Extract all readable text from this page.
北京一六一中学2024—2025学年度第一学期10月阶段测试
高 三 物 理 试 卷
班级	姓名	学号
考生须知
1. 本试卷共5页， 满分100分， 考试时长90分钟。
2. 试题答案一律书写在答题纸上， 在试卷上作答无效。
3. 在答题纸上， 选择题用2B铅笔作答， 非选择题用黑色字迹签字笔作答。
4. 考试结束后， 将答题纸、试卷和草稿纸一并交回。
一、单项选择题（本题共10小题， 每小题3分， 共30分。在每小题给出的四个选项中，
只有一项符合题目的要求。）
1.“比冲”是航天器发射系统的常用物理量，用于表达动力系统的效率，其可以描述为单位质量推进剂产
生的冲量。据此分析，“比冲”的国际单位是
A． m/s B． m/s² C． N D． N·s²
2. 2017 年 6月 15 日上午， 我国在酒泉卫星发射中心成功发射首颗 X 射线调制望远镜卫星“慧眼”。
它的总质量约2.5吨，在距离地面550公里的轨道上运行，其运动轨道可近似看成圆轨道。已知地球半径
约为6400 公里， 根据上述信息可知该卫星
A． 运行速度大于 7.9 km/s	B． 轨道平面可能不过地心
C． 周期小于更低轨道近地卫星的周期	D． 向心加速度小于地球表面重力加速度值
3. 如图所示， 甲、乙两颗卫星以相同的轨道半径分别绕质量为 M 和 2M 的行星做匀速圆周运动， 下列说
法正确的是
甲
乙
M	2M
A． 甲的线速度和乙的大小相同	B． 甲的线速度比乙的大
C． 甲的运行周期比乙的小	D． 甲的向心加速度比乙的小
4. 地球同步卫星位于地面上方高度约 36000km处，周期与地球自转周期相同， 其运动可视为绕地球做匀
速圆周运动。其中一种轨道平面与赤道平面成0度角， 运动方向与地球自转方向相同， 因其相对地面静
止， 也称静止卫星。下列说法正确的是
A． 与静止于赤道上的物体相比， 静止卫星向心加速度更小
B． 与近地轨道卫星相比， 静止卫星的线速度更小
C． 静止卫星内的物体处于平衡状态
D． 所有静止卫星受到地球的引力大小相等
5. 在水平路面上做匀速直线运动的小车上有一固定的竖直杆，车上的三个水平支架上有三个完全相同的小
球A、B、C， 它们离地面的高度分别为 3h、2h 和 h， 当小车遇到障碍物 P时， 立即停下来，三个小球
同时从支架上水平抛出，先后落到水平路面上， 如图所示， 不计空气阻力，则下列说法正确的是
————————
- **EXERCISE DETAILS**:
In this exercise, repeat all entries exactly.

- **FULL OUTPUT**:
Extract all readable text from this page.
北京一六一中学2024—2025学年度第一学期10月阶段测试
高 三 物 理 试 卷
班级	姓名	学号
考生须知
1. 本试卷共5页， 满分100分， 考试时长90分钟。
2. 试题答案一律书写在答题纸上， 在试卷上作答无效。
3. 在答题纸上， 选择题用2B铅笔作答， 非选择题用黑色字迹签字笔作答。
4. 考试结束后， 将答题纸、试卷和草稿纸一并交回。
一、单项选择题（本题共10小题， 每小题3分， 共30分。在每小题给出的四个选项中，
只有一项符合题目的要求。）
1.“比冲”是航天器发射系统的常用物理量，用于表达动力系统的效率，其可以描述为单位质量推进剂产
生的冲量。据此分析，“比冲”的国际单位是
A． m/s B． m/s² C． N D． N·s²
2. 2017 年 6月 15 日上午， 我国在酒泉卫星发射中心成功发射首颗 X 射线调制望远镜卫星“慧眼”。
它的总质量约2.5吨，在距离地面550公里的轨道上运行，其运动轨道可近似看成圆轨道。已知地球半径
约为6400 公里， 根据上述信息可知该卫星
A． 运行速度大于 7.9 km/s	B． 轨道平面可能不过地心
C． 周期小于更低轨道近地卫星的周期	D． 向心加速度小于地球表面重力加速度值
3. 如图所示， 甲、乙两颗卫星以相同的轨道半径分别绕质量为 M 和 2M 的行星做匀速圆周运动， 下列说
法正确的是
甲
乙
M	2M
A． 甲的线速度和乙的大小相同	B． 甲的线速度比乙的大
C． 甲的运行周期比乙的小	D． 甲的向心加速度比乙的小
4. 地球同步卫星位于地面上方高度约 36000km处，周期与地球自转周期相同， 其运动可视为绕地球做匀
速圆周运动。其中一种轨道平面与赤道平面成0度角， 运动方向与地球自转方向相同， 因其相对地面静
止， 也称静止卫星。下列说法正确的是
A． 与静止于赤道上的物体相比， 静止卫星向心加速度更小
B． 与近地轨道卫星相比， 静止卫星的线速度更小
C． 静止卫星内的物体处于平衡状态
D． 所有静止卫星受到地球的引力大小相等
5. 在水平路面上做匀速直线运动的小车上有一固定的竖直杆，车上的三个水平支架上有三个完全相同的小
球A、B、C， 它们离地面的高度分别为 3h、2h 和 h， 当小车遇到障碍物 P时， 立即停下来，三个小球
同时从支架上水平抛出，先后落到水平路面上， 如图所示， 不计空气阻力，则下列说法正确的是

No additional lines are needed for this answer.